Problem to solve — Return the count of lines that mention "JSON", with no other words.

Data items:
◇ ◇ ◇ ◇ ◇
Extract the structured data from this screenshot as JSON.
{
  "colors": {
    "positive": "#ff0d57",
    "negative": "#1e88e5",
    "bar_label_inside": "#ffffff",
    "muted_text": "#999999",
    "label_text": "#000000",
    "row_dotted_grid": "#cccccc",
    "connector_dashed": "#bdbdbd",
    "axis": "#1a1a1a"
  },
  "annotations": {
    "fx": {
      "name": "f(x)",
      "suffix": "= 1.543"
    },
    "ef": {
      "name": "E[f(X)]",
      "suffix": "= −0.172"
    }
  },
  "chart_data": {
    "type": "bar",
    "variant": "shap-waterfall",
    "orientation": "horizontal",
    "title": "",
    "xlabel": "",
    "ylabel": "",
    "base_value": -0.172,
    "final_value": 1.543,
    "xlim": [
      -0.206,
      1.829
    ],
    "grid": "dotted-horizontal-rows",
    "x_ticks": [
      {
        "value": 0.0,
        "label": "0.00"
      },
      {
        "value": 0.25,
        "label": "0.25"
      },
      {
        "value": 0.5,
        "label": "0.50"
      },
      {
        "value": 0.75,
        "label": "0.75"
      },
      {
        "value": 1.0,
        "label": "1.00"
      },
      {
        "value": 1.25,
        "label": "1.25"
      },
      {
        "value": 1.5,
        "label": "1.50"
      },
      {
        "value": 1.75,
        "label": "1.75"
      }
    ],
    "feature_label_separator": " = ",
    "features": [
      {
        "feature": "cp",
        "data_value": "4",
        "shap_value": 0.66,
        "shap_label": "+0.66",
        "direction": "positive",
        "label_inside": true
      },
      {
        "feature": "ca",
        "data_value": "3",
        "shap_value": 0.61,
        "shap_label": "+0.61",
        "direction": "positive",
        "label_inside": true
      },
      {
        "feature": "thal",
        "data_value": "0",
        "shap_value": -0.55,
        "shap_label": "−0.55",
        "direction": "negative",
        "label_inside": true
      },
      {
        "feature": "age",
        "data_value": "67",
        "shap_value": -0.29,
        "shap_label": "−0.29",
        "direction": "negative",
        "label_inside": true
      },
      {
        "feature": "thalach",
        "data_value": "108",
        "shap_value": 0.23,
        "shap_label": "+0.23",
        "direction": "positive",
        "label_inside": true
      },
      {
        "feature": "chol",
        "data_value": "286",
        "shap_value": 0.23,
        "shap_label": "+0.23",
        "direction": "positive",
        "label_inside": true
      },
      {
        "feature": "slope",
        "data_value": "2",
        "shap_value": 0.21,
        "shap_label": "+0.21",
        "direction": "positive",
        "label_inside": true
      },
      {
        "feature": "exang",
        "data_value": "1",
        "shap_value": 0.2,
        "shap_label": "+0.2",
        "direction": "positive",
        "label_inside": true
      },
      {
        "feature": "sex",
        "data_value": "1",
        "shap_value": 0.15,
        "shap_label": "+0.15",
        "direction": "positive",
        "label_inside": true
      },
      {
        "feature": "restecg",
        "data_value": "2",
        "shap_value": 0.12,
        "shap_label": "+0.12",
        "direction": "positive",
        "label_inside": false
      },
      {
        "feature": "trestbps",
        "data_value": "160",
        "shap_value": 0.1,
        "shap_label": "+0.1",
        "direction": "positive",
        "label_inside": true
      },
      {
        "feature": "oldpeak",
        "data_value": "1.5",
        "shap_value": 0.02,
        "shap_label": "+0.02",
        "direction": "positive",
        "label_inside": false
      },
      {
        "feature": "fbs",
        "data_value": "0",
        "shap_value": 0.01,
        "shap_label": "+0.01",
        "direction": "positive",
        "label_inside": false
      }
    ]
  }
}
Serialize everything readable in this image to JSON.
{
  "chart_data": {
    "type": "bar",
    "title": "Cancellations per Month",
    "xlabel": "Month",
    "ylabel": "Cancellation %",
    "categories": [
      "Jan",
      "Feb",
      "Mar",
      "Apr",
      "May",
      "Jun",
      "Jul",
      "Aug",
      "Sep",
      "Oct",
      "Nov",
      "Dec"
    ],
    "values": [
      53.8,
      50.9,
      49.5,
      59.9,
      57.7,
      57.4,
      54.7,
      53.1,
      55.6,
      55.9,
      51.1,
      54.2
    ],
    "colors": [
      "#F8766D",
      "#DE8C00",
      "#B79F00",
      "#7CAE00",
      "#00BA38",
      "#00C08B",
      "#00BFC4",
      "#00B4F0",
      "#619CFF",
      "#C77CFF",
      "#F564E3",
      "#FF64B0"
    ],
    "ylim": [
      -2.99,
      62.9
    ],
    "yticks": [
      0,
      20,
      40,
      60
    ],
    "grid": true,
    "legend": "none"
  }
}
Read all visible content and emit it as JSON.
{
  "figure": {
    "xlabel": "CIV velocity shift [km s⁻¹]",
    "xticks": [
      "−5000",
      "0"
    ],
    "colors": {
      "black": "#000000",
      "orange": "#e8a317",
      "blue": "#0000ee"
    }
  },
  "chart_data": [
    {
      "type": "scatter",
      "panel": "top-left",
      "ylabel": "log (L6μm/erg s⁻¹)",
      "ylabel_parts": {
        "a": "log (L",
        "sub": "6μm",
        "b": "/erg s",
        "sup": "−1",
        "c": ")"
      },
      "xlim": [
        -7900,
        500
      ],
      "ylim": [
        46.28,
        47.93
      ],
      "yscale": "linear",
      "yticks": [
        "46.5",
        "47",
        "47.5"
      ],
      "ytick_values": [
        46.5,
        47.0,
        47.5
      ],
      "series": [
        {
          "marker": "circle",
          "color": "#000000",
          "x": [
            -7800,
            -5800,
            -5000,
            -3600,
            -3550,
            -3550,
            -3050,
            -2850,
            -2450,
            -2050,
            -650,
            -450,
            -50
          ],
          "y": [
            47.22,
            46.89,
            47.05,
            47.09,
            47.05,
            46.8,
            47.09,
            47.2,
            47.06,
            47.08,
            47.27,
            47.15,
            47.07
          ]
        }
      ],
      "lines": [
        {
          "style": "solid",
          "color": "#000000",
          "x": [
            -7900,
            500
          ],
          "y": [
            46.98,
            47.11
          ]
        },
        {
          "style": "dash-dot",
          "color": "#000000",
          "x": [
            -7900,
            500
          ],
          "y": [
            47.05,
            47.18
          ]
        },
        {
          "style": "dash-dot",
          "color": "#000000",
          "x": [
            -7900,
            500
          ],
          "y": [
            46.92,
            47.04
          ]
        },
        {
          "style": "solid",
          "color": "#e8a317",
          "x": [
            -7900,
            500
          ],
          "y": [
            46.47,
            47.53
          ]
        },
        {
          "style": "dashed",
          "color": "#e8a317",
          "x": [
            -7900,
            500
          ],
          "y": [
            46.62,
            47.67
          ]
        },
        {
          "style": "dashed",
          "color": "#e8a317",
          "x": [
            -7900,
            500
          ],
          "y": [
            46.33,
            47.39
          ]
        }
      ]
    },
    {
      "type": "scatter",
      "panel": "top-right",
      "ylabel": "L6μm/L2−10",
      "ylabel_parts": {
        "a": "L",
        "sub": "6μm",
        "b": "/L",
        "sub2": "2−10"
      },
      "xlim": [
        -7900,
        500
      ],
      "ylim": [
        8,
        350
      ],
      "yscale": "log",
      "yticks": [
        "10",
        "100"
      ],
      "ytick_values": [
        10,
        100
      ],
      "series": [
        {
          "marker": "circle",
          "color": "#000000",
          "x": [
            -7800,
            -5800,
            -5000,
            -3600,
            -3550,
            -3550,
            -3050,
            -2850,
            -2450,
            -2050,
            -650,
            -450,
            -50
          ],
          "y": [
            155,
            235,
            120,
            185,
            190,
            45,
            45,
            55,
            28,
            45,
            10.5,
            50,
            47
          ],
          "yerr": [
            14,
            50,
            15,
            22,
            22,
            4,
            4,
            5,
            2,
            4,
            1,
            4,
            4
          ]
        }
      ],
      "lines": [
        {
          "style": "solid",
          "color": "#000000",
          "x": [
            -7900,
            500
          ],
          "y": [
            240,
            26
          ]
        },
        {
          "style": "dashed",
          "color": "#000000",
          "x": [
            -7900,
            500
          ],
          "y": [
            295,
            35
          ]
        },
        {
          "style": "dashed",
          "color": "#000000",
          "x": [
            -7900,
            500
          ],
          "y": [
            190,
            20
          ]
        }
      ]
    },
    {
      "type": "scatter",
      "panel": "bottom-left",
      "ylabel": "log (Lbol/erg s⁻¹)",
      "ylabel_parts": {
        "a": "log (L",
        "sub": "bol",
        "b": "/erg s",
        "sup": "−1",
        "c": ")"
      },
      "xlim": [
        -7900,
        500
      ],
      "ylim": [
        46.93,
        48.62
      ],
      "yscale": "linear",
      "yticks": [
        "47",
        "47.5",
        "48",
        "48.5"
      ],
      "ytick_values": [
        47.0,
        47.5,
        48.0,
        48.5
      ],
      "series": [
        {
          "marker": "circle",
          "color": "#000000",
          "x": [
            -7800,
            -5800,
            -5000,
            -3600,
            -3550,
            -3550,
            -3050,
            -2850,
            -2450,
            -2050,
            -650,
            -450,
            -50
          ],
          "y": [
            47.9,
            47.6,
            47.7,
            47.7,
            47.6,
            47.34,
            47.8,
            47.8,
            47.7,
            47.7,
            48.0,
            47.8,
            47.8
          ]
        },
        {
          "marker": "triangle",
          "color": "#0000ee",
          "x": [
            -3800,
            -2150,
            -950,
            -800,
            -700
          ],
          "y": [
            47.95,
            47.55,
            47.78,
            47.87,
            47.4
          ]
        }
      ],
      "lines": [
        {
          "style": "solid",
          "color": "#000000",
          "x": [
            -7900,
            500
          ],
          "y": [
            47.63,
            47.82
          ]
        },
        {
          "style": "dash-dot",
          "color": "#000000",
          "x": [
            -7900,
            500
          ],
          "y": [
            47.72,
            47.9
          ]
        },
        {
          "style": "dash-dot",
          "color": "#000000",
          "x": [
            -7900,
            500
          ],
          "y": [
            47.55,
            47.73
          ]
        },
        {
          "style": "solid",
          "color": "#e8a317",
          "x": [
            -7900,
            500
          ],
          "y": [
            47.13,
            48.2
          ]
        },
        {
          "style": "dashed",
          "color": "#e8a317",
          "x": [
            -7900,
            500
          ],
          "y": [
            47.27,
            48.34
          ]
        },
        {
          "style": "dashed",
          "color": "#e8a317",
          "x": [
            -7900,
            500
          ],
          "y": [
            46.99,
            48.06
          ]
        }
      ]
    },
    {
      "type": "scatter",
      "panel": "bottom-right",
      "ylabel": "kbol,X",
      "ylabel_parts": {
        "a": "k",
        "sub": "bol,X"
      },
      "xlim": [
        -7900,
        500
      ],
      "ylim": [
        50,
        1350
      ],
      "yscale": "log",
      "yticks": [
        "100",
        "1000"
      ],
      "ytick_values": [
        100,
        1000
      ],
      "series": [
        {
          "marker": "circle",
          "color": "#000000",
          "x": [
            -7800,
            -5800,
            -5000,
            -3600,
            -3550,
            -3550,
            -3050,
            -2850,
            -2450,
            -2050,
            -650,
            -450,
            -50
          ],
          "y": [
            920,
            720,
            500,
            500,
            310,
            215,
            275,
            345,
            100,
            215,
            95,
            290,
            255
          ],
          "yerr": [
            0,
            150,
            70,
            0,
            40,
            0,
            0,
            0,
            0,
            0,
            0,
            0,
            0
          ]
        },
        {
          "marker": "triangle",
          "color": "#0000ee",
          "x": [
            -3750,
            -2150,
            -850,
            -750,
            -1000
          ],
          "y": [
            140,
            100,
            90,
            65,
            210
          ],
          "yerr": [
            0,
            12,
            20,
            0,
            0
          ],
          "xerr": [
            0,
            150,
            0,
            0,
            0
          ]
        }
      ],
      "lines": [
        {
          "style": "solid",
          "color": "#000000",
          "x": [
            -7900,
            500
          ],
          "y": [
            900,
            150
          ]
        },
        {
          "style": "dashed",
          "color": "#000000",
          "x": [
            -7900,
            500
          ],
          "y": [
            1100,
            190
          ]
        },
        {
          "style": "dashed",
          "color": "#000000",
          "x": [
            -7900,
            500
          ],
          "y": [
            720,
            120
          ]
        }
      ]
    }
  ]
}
◇ ◇ ◇ ◇ ◇
Written solution — 3